===== Dataset content

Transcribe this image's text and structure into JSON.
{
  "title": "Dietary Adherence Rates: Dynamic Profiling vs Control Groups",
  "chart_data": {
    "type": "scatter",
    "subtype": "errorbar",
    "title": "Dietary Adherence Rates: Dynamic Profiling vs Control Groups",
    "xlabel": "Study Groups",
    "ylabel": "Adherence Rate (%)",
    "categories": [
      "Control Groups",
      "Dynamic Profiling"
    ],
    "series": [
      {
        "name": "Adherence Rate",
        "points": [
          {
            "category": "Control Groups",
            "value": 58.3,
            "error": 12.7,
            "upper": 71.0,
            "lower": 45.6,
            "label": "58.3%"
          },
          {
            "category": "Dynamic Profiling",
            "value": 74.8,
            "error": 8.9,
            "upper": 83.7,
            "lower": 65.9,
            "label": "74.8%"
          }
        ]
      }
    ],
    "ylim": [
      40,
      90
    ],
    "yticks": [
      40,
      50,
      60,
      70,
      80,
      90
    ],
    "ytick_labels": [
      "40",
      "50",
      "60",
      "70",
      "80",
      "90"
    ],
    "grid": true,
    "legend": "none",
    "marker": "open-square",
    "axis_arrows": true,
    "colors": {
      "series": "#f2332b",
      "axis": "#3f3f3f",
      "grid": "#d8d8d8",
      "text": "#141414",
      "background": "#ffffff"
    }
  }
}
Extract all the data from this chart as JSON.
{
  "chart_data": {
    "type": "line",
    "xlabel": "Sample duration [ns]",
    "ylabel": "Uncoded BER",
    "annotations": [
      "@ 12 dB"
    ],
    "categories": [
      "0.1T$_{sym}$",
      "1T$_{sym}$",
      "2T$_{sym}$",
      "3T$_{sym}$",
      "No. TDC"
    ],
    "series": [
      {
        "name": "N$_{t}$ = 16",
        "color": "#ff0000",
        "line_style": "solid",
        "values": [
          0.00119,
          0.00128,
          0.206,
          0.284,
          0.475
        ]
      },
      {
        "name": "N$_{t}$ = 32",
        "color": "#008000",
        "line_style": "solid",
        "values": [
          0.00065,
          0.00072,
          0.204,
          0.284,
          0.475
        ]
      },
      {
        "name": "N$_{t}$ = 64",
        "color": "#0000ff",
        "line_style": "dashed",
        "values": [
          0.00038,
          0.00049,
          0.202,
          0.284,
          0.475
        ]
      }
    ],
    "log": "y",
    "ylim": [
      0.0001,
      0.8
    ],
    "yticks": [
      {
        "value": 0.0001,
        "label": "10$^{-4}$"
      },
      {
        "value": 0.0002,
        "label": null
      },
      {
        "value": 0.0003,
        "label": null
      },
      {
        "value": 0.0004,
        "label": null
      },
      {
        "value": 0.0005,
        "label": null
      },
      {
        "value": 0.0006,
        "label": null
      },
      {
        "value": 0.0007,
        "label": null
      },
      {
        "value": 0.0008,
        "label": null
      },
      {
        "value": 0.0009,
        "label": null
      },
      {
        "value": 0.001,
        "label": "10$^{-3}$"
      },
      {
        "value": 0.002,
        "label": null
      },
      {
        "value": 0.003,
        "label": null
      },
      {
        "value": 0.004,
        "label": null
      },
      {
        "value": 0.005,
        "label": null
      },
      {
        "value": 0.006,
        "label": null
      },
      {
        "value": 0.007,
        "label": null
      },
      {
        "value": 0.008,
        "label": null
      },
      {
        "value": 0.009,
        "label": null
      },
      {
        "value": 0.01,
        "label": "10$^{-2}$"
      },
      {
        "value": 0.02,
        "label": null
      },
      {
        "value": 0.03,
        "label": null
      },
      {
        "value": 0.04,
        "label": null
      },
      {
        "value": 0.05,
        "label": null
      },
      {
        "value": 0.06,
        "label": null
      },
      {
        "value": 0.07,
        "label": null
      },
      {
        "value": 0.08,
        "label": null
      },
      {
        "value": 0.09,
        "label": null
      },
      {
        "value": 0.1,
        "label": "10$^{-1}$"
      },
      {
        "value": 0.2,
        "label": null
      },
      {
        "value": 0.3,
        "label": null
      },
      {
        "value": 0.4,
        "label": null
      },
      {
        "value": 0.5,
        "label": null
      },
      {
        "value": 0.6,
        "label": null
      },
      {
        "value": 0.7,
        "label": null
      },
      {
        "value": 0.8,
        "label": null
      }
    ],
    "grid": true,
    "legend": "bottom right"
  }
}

==========

_Exercise_
Copy out the full material exactly as it appears.

_Result of the task_
Transcribe this image's text and structure into JSON.
{
  "title": "Dietary Adherence Rates: Dynamic Profiling vs Control Groups",
  "chart_data": {
    "type": "scatter",
    "subtype": "errorbar",
    "title": "Dietary Adherence Rates: Dynamic Profiling vs Control Groups",
    "xlabel": "Study Groups",
    "ylabel": "Adherence Rate (%)",
    "categories": [
      "Control Groups",
      "Dynamic Profiling"
    ],
    "series": [
      {
        "name": "Adherence Rate",
        "points": [
          {
            "category": "Control Groups",
            "value": 58.3,
            "error": 12.7,
            "upper": 71.0,
            "lower": 45.6,
            "label": "58.3%"
          },
          {
            "category": "Dynamic Profiling",
            "value": 74.8,
            "error": 8.9,
            "upper": 83.7,
            "lower": 65.9,
            "label": "74.8%"
          }
        ]
      }
    ],
    "ylim": [
      40,
      90
    ],
    "yticks": [
      40,
      50,
      60,
      70,
      80,
      90
    ],
    "ytick_labels": [
      "40",
      "50",
      "60",
      "70",
      "80",
      "90"
    ],
    "grid": true,
    "legend": "none",
    "marker": "open-square",
    "axis_arrows": true,
    "colors": {
      "series": "#f2332b",
      "axis": "#3f3f3f",
      "grid": "#d8d8d8",
      "text": "#141414",
      "background": "#ffffff"
    }
  }
}
Extract all the data from this chart as JSON.
{
  "chart_data": {
    "type": "line",
    "xlabel": "Sample duration [ns]",
    "ylabel": "Uncoded BER",
    "annotations": [
      "@ 12 dB"
    ],
    "categories": [
      "0.1T$_{sym}$",
      "1T$_{sym}$",
      "2T$_{sym}$",
      "3T$_{sym}$",
      "No. TDC"
    ],
    "series": [
      {
        "name": "N$_{t}$ = 16",
        "color": "#ff0000",
        "line_style": "solid",
        "values": [
          0.00119,
          0.00128,
          0.206,
          0.284,
          0.475
        ]
      },
      {
        "name": "N$_{t}$ = 32",
        "color": "#008000",
        "line_style": "solid",
        "values": [
          0.00065,
          0.00072,
          0.204,
          0.284,
          0.475
        ]
      },
      {
        "name": "N$_{t}$ = 64",
        "color": "#0000ff",
        "line_style": "dashed",
        "values": [
          0.00038,
          0.00049,
          0.202,
          0.284,
          0.475
        ]
      }
    ],
    "log": "y",
    "ylim": [
      0.0001,
      0.8
    ],
    "yticks": [
      {
        "value": 0.0001,
        "label": "10$^{-4}$"
      },
      {
        "value": 0.0002,
        "label": null
      },
      {
        "value": 0.0003,
        "label": null
      },
      {
        "value": 0.0004,
        "label": null
      },
      {
        "value": 0.0005,
        "label": null
      },
      {
        "value": 0.0006,
        "label": null
      },
      {
        "value": 0.0007,
        "label": null
      },
      {
        "value": 0.0008,
        "label": null
      },
      {
        "value": 0.0009,
        "label": null
      },
      {
        "value": 0.001,
        "label": "10$^{-3}$"
      },
      {
        "value": 0.002,
        "label": null
      },
      {
        "value": 0.003,
        "label": null
      },
      {
        "value": 0.004,
        "label": null
      },
      {
        "value": 0.005,
        "label": null
      },
      {
        "value": 0.006,
        "label": null
      },
      {
        "value": 0.007,
        "label": null
      },
      {
        "value": 0.008,
        "label": null
      },
      {
        "value": 0.009,
        "label": null
      },
      {
        "value": 0.01,
        "label": "10$^{-2}$"
      },
      {
        "value": 0.02,
        "label": null
      },
      {
        "value": 0.03,
        "label": null
      },
      {
        "value": 0.04,
        "label": null
      },
      {
        "value": 0.05,
        "label": null
      },
      {
        "value": 0.06,
        "label": null
      },
      {
        "value": 0.07,
        "label": null
      },
      {
        "value": 0.08,
        "label": null
      },
      {
        "value": 0.09,
        "label": null
      },
      {
        "value": 0.1,
        "label": "10$^{-1}$"
      },
      {
        "value": 0.2,
        "label": null
      },
      {
        "value": 0.3,
        "label": null
      },
      {
        "value": 0.4,
        "label": null
      },
      {
        "value": 0.5,
        "label": null
      },
      {
        "value": 0.6,
        "label": null
      },
      {
        "value": 0.7,
        "label": null
      },
      {
        "value": 0.8,
        "label": null
      }
    ],
    "grid": true,
    "legend": "bottom right"
  }
}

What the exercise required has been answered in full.